**Extracted material**.
======
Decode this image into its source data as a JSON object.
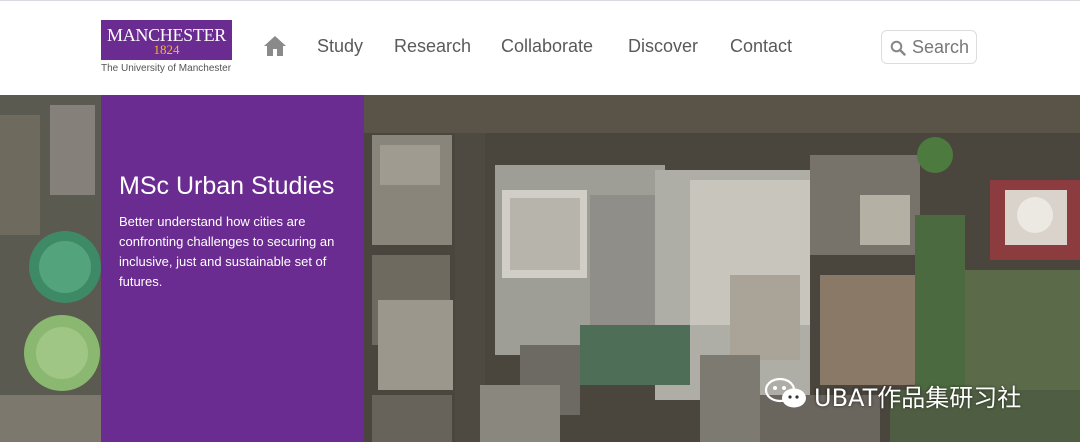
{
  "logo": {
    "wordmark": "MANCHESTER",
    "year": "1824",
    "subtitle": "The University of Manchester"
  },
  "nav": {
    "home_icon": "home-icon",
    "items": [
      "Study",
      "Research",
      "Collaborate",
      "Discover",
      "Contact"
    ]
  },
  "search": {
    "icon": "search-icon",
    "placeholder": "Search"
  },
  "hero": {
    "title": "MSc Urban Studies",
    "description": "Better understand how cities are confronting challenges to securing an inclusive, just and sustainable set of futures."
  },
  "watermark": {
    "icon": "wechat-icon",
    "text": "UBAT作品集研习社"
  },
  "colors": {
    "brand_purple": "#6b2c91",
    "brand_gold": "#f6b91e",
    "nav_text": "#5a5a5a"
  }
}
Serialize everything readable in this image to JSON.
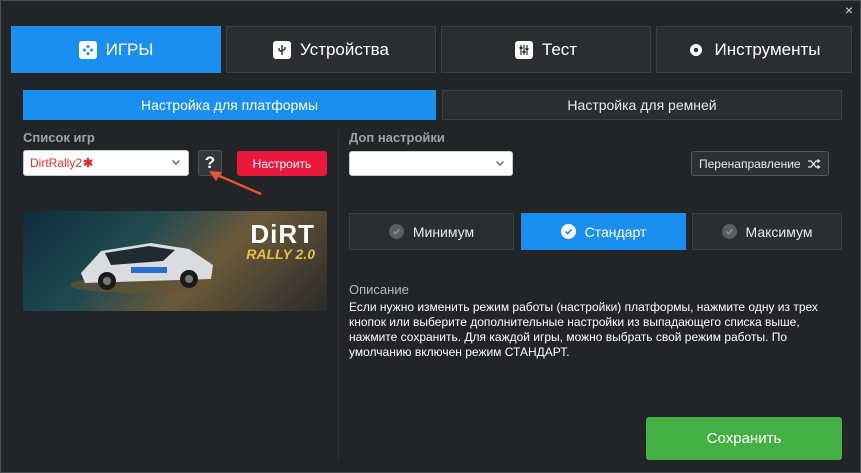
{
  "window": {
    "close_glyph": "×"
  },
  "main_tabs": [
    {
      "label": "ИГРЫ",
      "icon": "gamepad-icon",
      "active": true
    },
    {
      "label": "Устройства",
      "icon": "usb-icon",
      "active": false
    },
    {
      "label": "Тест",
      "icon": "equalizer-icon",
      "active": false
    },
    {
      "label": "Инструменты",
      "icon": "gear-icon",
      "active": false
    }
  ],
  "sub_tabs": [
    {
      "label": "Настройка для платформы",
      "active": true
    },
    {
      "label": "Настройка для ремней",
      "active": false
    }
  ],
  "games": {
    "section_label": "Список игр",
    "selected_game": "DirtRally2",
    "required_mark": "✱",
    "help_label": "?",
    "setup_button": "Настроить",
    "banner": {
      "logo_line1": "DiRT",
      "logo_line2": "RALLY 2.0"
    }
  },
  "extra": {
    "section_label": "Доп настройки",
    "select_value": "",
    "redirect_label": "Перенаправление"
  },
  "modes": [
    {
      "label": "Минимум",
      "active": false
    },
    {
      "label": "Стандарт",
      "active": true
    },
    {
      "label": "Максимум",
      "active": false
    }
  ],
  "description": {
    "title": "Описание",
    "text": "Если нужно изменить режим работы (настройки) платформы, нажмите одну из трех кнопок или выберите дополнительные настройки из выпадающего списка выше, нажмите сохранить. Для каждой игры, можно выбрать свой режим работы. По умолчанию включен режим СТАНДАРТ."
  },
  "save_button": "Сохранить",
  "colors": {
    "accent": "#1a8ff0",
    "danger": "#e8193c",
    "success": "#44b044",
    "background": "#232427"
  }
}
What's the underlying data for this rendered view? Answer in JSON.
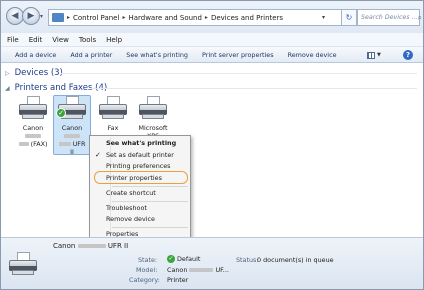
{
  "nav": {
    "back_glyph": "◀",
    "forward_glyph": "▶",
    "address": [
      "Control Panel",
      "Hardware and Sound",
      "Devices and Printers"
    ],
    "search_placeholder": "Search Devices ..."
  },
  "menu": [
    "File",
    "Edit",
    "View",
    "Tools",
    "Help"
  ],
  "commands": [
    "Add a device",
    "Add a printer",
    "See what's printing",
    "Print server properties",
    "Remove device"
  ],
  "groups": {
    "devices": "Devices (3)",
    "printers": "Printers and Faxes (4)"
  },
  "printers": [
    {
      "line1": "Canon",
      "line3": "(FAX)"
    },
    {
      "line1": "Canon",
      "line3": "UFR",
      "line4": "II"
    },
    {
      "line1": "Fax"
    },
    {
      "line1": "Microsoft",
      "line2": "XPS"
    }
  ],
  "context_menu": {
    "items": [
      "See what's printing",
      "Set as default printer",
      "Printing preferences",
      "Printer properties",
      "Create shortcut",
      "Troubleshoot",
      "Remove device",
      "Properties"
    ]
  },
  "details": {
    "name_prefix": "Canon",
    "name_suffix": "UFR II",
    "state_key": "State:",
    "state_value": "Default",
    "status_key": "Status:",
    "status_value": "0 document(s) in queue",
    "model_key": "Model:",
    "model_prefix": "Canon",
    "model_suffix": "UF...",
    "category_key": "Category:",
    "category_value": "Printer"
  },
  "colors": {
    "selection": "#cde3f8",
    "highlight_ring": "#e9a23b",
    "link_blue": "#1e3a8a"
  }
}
======
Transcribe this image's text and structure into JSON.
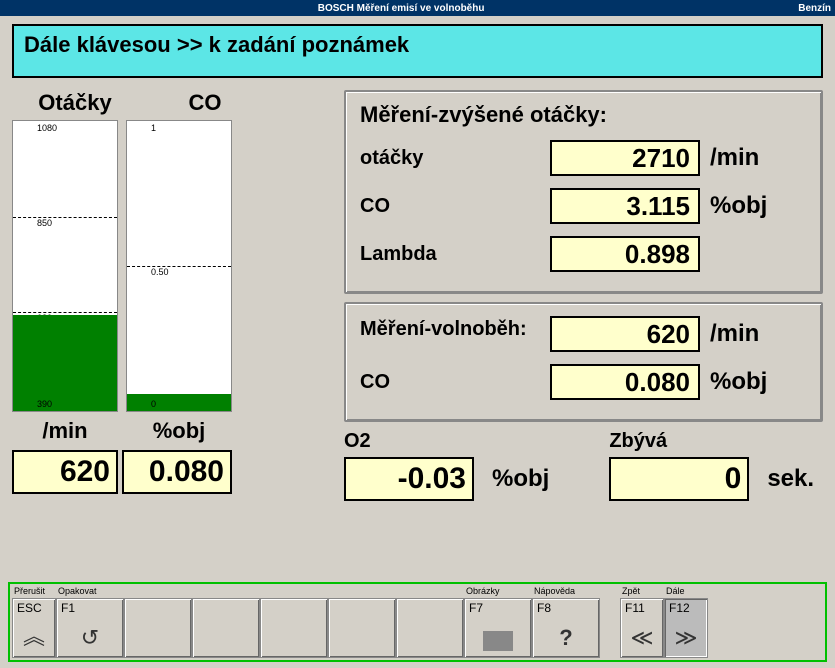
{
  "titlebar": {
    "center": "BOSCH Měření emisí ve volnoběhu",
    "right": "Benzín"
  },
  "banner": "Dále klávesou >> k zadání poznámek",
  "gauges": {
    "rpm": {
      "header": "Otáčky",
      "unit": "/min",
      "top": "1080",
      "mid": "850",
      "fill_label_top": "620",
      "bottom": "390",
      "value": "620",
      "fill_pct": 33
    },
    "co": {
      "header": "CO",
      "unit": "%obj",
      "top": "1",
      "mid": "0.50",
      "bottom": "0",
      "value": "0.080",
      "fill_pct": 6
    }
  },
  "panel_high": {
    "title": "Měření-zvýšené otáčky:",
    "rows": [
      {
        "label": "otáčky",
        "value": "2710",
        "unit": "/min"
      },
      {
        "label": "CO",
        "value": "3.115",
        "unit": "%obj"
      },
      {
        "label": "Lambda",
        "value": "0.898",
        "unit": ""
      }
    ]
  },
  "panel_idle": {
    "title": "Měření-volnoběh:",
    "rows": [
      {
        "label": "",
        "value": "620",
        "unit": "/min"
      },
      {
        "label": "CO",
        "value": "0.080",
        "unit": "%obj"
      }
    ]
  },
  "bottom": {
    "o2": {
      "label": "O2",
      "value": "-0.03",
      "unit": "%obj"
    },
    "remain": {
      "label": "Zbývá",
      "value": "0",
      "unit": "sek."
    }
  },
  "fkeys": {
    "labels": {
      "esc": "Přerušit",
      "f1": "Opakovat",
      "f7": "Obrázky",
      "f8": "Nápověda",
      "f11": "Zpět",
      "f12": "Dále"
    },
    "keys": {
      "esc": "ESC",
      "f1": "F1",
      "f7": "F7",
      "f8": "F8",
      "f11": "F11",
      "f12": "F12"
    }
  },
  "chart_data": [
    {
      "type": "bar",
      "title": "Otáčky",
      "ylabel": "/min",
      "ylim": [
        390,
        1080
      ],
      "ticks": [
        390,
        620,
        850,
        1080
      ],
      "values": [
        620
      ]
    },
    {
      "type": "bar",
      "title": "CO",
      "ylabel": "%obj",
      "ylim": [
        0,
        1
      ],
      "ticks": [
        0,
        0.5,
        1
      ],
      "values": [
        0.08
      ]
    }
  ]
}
======
**Request**.
Tally the lines in the listing that hold "Настройка" and report the number alone.

**Complete answer**.
2